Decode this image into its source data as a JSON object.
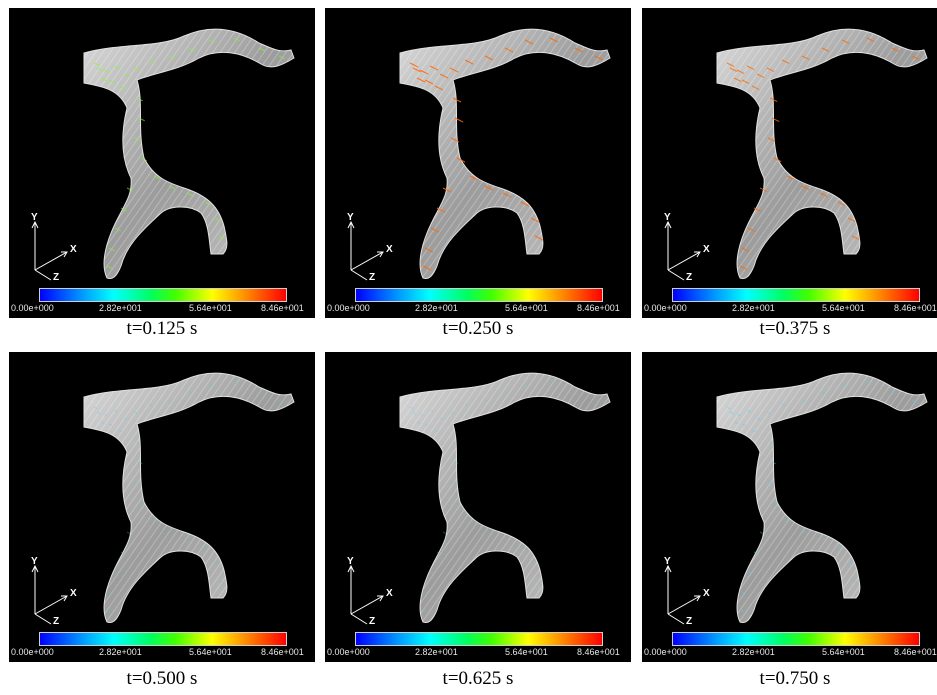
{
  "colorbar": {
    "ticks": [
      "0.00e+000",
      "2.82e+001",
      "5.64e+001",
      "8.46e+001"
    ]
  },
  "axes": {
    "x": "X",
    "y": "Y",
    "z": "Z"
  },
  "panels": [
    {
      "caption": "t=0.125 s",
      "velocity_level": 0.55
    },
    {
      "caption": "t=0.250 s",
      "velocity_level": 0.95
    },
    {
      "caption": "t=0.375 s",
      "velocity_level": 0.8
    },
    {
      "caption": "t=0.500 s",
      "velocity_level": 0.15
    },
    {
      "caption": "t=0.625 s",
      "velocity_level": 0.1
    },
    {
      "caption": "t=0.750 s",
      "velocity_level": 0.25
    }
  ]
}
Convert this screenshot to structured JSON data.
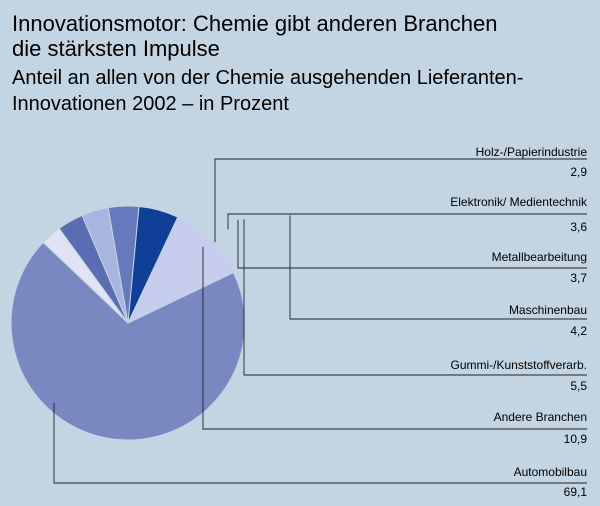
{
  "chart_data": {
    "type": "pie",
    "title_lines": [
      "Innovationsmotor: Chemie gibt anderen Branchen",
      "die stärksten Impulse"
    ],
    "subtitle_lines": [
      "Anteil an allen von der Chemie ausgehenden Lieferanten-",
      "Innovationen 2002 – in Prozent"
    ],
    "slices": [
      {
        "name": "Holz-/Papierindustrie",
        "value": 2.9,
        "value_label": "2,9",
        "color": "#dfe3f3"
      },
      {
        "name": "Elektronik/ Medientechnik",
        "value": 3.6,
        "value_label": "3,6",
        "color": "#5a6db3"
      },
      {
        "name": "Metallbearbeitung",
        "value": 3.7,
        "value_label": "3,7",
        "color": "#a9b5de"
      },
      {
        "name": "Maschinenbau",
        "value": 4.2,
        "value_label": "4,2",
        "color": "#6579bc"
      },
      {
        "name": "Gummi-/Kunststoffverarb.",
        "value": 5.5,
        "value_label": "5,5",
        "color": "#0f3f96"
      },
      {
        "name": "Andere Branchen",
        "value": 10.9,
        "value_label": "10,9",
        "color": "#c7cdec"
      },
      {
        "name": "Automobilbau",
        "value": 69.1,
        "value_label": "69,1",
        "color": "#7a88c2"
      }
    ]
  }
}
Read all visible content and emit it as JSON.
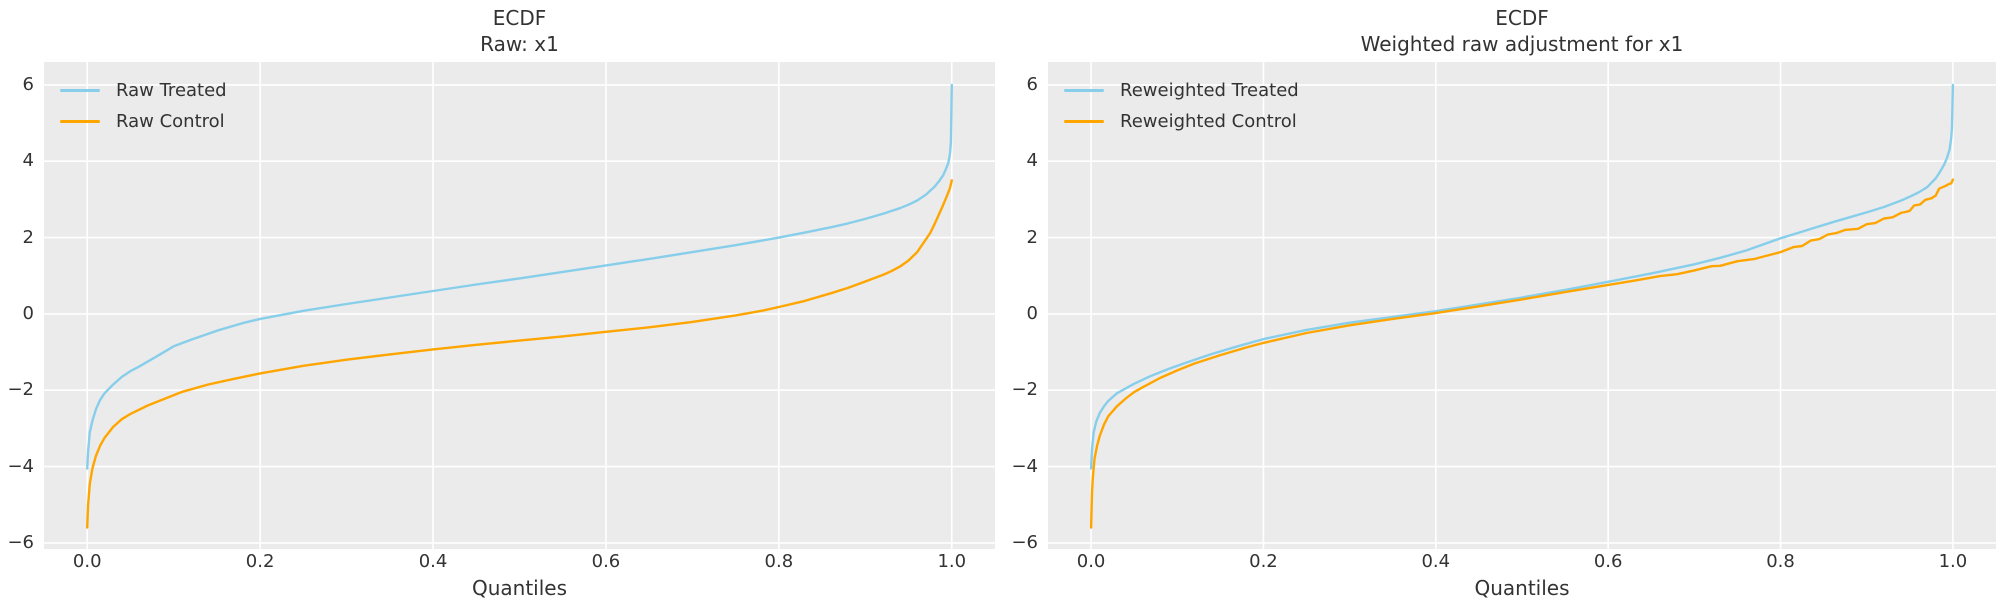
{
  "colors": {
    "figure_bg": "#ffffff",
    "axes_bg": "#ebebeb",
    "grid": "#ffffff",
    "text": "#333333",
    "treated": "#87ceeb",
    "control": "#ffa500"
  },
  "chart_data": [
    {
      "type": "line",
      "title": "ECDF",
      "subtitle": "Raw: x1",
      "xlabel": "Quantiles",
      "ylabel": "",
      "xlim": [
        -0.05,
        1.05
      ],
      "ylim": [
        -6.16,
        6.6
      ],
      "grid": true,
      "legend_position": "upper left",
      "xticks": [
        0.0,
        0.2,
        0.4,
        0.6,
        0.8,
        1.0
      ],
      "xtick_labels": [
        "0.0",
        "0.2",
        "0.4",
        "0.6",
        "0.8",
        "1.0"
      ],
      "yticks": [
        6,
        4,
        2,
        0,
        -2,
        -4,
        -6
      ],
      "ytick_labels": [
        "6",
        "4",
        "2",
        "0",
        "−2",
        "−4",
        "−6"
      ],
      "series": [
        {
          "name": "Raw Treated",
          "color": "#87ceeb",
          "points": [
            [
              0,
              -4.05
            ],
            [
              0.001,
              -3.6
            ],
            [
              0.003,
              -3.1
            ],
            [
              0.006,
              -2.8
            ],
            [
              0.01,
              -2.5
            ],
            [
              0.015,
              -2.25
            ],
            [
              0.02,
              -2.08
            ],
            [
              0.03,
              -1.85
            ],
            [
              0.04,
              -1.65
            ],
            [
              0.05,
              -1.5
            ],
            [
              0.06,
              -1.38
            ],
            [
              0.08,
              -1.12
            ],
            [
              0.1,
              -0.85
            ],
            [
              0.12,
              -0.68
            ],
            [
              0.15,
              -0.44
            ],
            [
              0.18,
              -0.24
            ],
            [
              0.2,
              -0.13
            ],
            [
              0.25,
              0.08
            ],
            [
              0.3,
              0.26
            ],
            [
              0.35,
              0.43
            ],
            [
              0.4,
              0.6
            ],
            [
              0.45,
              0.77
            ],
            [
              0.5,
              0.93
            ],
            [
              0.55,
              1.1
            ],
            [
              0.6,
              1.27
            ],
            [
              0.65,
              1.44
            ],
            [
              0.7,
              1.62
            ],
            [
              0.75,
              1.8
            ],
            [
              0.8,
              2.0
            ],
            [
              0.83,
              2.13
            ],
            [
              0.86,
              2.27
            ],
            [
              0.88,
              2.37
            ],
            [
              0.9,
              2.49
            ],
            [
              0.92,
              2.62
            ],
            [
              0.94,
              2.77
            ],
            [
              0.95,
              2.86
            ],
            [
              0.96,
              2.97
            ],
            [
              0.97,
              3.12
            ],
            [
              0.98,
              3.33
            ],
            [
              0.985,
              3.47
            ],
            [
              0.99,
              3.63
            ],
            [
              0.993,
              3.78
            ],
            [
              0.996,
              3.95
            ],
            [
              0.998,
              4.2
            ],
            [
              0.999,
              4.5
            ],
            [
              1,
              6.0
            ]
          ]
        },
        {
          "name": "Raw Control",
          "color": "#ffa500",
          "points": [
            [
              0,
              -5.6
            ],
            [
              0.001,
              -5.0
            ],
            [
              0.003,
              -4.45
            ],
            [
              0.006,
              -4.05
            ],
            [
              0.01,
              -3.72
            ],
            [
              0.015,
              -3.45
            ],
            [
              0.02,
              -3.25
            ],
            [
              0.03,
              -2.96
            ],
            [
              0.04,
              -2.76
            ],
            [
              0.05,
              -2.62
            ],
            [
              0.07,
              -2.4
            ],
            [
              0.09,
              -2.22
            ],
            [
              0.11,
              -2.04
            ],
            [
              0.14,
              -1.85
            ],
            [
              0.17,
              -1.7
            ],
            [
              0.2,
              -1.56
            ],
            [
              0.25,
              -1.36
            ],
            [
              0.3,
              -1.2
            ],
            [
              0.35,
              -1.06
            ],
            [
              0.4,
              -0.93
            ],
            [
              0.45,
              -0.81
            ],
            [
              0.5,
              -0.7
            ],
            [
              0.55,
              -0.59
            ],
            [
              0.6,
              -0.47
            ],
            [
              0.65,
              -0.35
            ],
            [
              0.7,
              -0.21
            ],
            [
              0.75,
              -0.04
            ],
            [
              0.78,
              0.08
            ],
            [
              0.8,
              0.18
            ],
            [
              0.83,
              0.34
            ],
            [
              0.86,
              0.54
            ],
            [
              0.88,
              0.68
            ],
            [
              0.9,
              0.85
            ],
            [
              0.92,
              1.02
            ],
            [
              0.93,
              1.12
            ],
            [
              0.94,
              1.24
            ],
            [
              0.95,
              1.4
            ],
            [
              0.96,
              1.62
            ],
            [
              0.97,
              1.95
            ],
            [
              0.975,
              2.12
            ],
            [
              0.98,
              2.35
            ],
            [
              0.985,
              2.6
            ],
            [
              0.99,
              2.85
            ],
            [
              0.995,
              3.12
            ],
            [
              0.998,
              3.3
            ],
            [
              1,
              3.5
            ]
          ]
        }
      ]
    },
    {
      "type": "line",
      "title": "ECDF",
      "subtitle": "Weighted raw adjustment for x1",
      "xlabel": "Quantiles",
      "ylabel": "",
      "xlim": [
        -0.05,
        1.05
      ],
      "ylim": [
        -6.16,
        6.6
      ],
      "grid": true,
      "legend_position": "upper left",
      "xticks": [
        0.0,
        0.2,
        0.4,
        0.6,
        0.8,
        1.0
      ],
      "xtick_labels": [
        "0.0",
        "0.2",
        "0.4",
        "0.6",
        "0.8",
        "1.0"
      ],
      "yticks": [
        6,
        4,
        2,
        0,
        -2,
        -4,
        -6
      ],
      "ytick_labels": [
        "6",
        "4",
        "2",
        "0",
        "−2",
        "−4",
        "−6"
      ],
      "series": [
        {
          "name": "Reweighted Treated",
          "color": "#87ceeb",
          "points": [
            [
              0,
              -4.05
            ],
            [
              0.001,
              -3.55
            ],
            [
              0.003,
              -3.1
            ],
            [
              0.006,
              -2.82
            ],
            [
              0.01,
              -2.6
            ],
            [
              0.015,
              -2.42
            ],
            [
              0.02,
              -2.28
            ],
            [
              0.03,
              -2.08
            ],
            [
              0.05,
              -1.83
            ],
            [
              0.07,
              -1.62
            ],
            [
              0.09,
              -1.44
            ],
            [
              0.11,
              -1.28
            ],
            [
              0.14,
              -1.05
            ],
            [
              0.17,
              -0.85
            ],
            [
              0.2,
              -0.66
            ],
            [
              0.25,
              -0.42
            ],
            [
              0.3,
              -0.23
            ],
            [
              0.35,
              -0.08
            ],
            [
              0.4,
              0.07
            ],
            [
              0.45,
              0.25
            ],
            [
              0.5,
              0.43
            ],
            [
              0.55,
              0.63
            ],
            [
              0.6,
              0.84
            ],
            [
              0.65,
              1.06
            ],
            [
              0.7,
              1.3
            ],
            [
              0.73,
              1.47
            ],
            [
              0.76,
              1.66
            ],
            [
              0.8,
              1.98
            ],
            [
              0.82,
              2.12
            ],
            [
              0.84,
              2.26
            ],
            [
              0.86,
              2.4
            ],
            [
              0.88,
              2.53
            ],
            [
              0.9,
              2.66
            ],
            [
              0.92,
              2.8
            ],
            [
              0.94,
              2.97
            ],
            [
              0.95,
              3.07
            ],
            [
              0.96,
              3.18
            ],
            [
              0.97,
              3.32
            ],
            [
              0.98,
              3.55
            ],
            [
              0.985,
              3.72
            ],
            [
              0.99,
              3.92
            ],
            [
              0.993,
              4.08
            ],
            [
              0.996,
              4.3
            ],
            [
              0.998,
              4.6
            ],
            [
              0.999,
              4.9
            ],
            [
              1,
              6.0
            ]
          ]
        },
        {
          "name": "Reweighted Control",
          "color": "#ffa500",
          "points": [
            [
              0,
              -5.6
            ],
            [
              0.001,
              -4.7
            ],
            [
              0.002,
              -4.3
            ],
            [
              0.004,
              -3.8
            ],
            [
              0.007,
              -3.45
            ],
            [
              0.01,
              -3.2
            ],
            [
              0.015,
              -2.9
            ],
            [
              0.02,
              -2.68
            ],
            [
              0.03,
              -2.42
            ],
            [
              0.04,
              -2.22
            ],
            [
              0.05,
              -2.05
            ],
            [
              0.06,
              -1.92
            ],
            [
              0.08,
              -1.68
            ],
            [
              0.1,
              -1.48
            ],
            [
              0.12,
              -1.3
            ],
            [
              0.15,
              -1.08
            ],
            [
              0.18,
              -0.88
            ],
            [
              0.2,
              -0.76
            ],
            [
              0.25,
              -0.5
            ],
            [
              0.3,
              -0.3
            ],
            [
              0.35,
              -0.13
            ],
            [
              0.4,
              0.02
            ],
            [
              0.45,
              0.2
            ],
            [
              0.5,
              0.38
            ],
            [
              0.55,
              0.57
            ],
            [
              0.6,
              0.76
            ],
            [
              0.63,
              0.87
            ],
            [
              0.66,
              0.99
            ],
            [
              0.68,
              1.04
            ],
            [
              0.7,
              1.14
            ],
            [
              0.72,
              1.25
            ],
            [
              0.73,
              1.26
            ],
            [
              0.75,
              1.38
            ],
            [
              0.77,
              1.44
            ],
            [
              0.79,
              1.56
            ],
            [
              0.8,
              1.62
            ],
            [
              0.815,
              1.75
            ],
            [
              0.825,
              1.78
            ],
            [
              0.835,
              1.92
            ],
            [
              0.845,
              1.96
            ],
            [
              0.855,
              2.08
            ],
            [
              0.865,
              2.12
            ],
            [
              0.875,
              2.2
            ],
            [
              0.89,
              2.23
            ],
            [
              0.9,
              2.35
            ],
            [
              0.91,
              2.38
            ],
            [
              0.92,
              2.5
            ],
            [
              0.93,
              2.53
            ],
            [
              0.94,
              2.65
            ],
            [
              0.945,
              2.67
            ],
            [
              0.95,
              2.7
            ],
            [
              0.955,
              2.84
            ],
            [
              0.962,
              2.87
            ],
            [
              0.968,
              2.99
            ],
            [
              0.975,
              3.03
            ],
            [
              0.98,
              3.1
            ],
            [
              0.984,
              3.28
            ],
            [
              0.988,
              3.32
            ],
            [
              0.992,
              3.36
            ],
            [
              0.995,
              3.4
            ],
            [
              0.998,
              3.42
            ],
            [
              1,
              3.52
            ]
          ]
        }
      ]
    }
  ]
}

+ + + +

WHAT THE TASK REQUIRES.
Search the preceding listing for "caption" and extract every line where it is found.

WRITTEN ANSWER.
      "caption": "t=0.125 s",
      "caption": "t=0.250 s",
      "caption": "t=0.375 s",
      "caption": "t=0.500 s",
      "caption": "t=0.625 s",
      "caption": "t=0.750 s",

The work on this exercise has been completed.